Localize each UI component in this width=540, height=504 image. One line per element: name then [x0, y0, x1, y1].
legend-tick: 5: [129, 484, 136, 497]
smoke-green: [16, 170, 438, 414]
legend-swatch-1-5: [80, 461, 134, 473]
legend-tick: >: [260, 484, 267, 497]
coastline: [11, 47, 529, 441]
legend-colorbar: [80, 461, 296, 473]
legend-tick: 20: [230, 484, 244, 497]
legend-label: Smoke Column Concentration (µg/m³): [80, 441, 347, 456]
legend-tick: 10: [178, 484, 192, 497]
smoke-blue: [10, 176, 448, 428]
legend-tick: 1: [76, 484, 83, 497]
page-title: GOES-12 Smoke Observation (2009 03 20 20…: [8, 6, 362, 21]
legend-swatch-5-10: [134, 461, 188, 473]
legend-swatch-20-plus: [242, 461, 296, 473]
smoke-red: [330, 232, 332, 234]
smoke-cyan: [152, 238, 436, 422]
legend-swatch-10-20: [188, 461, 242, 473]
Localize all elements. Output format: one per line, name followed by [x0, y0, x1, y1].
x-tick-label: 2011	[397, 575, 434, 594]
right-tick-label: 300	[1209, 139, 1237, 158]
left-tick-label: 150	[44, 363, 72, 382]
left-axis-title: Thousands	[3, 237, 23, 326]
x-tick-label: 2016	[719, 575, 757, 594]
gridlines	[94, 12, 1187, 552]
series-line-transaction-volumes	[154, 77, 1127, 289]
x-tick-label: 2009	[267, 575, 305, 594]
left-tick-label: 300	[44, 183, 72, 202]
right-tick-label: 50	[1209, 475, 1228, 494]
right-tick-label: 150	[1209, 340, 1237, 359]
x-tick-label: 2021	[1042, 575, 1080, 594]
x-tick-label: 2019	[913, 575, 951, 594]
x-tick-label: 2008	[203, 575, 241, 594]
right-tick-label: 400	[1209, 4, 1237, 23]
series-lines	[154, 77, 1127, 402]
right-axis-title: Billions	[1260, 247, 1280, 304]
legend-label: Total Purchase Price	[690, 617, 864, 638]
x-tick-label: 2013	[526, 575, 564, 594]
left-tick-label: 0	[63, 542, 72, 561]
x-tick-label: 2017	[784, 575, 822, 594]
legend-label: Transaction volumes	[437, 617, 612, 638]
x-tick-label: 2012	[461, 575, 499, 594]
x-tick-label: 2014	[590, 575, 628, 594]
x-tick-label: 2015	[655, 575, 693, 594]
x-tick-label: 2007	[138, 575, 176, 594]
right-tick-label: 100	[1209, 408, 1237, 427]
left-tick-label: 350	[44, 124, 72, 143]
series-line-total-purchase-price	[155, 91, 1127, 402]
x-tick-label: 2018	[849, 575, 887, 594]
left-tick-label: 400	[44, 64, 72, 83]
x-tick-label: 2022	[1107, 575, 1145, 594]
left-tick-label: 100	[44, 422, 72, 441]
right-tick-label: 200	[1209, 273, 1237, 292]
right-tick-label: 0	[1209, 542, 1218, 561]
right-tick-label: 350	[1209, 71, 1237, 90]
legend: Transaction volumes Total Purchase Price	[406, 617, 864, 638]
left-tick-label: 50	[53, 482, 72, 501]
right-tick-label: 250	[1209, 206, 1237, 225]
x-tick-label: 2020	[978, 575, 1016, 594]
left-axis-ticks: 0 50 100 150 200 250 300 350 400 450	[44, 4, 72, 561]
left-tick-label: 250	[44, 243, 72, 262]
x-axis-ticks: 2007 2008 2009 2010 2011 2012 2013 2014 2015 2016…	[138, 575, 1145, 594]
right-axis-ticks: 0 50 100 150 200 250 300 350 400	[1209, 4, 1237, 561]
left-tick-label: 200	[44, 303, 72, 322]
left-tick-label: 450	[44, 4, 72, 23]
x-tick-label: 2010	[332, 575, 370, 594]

---+---

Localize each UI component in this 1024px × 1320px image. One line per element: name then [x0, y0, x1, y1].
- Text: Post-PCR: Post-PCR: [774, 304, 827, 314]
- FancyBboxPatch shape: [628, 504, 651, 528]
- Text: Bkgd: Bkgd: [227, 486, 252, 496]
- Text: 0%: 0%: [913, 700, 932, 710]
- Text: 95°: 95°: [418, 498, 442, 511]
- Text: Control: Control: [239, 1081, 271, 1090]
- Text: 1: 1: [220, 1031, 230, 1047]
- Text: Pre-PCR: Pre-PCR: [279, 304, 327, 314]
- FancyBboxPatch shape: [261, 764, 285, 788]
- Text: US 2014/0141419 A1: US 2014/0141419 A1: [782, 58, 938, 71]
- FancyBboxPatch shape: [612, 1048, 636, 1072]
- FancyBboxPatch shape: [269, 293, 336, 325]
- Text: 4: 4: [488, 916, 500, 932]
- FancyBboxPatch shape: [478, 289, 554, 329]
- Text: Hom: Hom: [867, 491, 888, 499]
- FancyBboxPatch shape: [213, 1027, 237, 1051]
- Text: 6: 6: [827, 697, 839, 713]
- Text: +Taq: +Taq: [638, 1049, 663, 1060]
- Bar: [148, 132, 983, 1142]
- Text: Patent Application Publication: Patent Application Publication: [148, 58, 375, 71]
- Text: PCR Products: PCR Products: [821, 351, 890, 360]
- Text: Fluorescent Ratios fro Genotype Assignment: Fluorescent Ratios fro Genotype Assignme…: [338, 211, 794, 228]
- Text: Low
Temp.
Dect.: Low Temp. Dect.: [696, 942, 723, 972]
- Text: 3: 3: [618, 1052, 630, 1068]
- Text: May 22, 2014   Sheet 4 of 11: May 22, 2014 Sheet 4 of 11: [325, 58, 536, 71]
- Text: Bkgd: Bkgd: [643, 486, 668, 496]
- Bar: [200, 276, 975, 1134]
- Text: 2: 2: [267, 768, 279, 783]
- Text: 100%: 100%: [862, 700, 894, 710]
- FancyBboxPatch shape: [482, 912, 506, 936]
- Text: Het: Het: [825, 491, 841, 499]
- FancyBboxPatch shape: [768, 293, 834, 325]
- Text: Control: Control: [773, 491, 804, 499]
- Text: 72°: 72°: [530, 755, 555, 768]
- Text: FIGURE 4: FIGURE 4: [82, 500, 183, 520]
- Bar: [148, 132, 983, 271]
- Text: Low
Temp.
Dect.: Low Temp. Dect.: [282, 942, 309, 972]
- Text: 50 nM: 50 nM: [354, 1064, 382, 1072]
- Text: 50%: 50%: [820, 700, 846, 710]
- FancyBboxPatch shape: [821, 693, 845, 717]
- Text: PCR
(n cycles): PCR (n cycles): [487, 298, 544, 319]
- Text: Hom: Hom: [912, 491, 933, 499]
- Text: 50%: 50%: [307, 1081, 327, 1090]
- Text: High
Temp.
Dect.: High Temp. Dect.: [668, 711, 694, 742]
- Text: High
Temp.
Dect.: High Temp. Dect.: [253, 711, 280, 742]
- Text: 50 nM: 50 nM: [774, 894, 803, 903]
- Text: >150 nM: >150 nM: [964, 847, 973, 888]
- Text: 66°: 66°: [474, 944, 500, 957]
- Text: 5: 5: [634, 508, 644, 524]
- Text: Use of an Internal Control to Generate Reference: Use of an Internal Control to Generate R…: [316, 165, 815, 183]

---+---

Set exercise:
Can you repeat the data from the line with "Localize each UI component in this 1024px" to the line with "Dect.: Low Temp. Dect.: [696, 942, 723, 972]", both of those lines included, with nothing changed?

Solution to the problem:
Localize each UI component in this 1024px × 1320px image. One line per element: name then [x0, y0, x1, y1].
- Text: Post-PCR: Post-PCR: [774, 304, 827, 314]
- FancyBboxPatch shape: [628, 504, 651, 528]
- Text: Bkgd: Bkgd: [227, 486, 252, 496]
- Text: 0%: 0%: [913, 700, 932, 710]
- Text: 95°: 95°: [418, 498, 442, 511]
- Text: Control: Control: [239, 1081, 271, 1090]
- Text: 1: 1: [220, 1031, 230, 1047]
- Text: Pre-PCR: Pre-PCR: [279, 304, 327, 314]
- FancyBboxPatch shape: [261, 764, 285, 788]
- Text: US 2014/0141419 A1: US 2014/0141419 A1: [782, 58, 938, 71]
- FancyBboxPatch shape: [612, 1048, 636, 1072]
- FancyBboxPatch shape: [269, 293, 336, 325]
- Text: 4: 4: [488, 916, 500, 932]
- FancyBboxPatch shape: [478, 289, 554, 329]
- Text: Hom: Hom: [867, 491, 888, 499]
- FancyBboxPatch shape: [213, 1027, 237, 1051]
- Text: 6: 6: [827, 697, 839, 713]
- Text: +Taq: +Taq: [638, 1049, 663, 1060]
- Bar: [148, 132, 983, 1142]
- Text: Patent Application Publication: Patent Application Publication: [148, 58, 375, 71]
- Text: PCR Products: PCR Products: [821, 351, 890, 360]
- Text: Fluorescent Ratios fro Genotype Assignment: Fluorescent Ratios fro Genotype Assignme…: [338, 211, 794, 228]
- Text: Low
Temp.
Dect.: Low Temp. Dect.: [696, 942, 723, 972]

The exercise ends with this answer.